* START Entries supplied *

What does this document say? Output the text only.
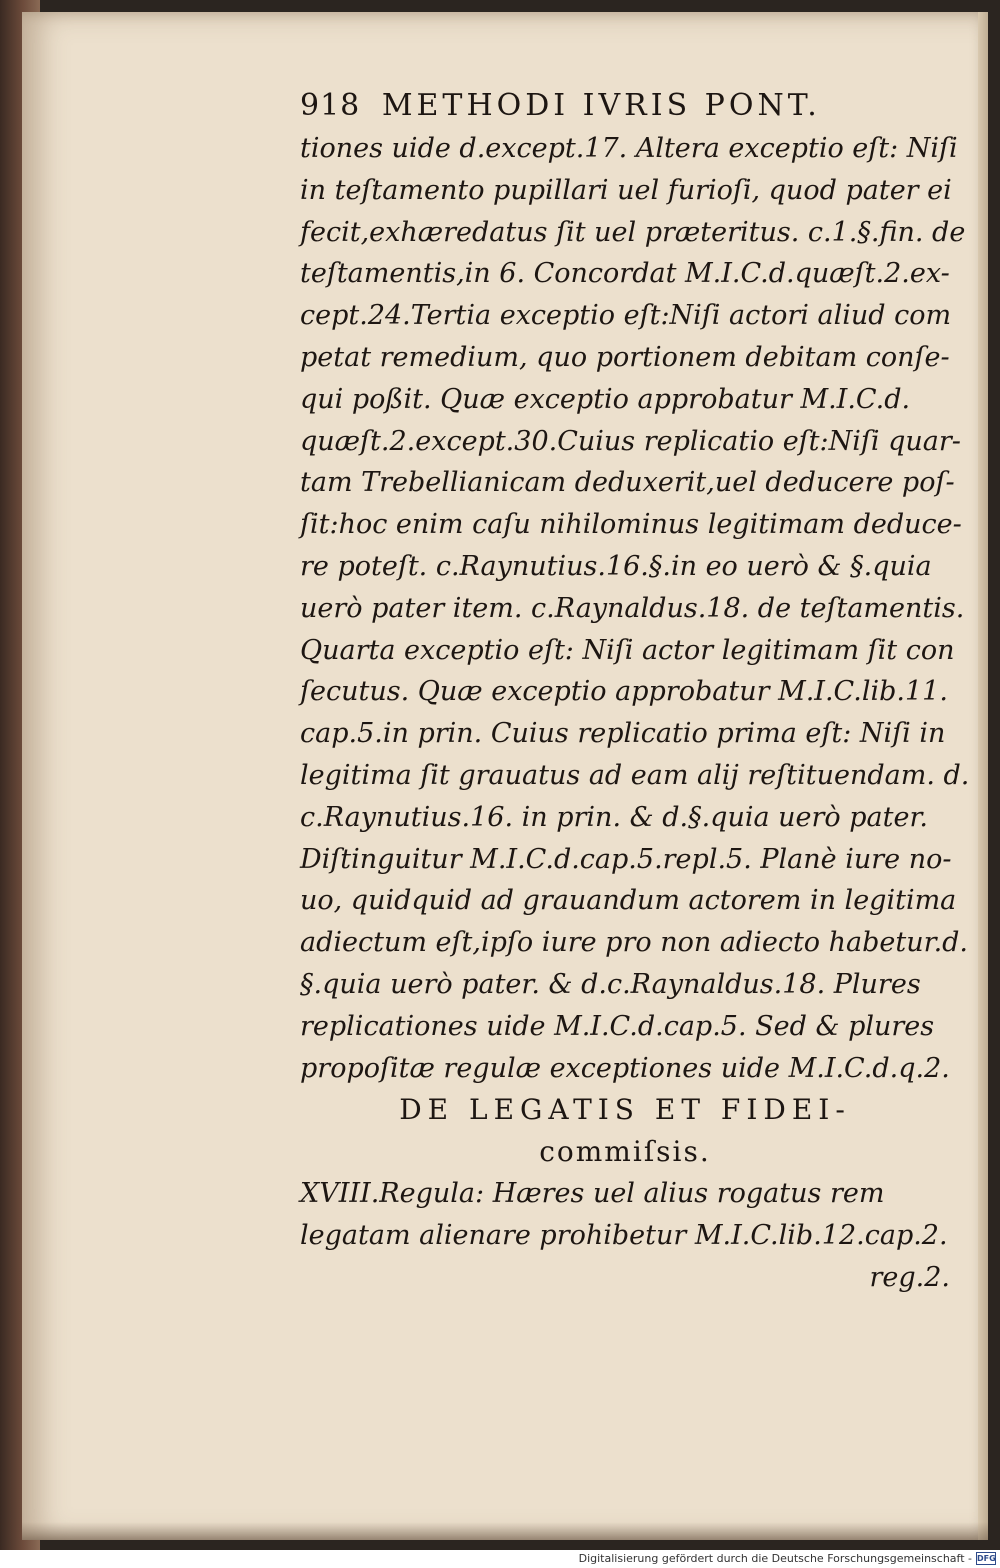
918 METHODI IVRIS PONT.

tiones uide d.except.17. Altera exceptio eſt: Niſi

in teſtamento pupillari uel furioſi, quod pater ei

fecit,exhæredatus ſit uel præteritus. c.1.§.fin. de

teſtamentis,in 6. Concordat M.I.C.d.quæſt.2.ex-

cept.24.Tertia exceptio eſt:Niſi actori aliud com

petat remedium, quo portionem debitam conſe-

qui poßit. Quæ exceptio approbatur M.I.C.d.

quæſt.2.except.30.Cuius replicatio eſt:Niſi quar-

tam Trebellianicam deduxerit,uel deducere poſ-

ſit:hoc enim caſu nihilominus legitimam deduce-

re poteſt. c.Raynutius.16.§.in eo uerò & §.quia

uerò pater item. c.Raynaldus.18. de teſtamentis.

Quarta exceptio eſt: Niſi actor legitimam ſit con

ſecutus. Quæ exceptio approbatur M.I.C.lib.11.

cap.5.in prin. Cuius replicatio prima eſt: Niſi in

legitima ſit grauatus ad eam alij reſtituendam. d.

c.Raynutius.16. in prin. & d.§.quia uerò pater.

Diſtinguitur M.I.C.d.cap.5.repl.5. Planè iure no-

uo, quidquid ad grauandum actorem in legitima

adiectum eſt,ipſo iure pro non adiecto habetur.d.

§.quia uerò pater. & d.c.Raynaldus.18. Plures

replicationes uide M.I.C.d.cap.5. Sed & plures

propoſitæ regulæ exceptiones uide M.I.C.d.q.2.

DE LEGATIS ET FIDEI-

commiſsis.

XVIII.Regula: Hæres uel alius rogatus rem

legatam alienare prohibetur M.I.C.lib.12.cap.2.

reg.2.

Digitalisierung gefördert durch die Deutsche Forschungsgemeinschaft - DFG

* END Entries supplied *

Task to carry out
Go over the data above and copy every line that has the word "teſtamentis" in it.

Expected answer
teſtamentis,in 6. Concordat M.I.C.d.quæſt.2.ex-
uerò pater item. c.Raynaldus.18. de teſtamentis.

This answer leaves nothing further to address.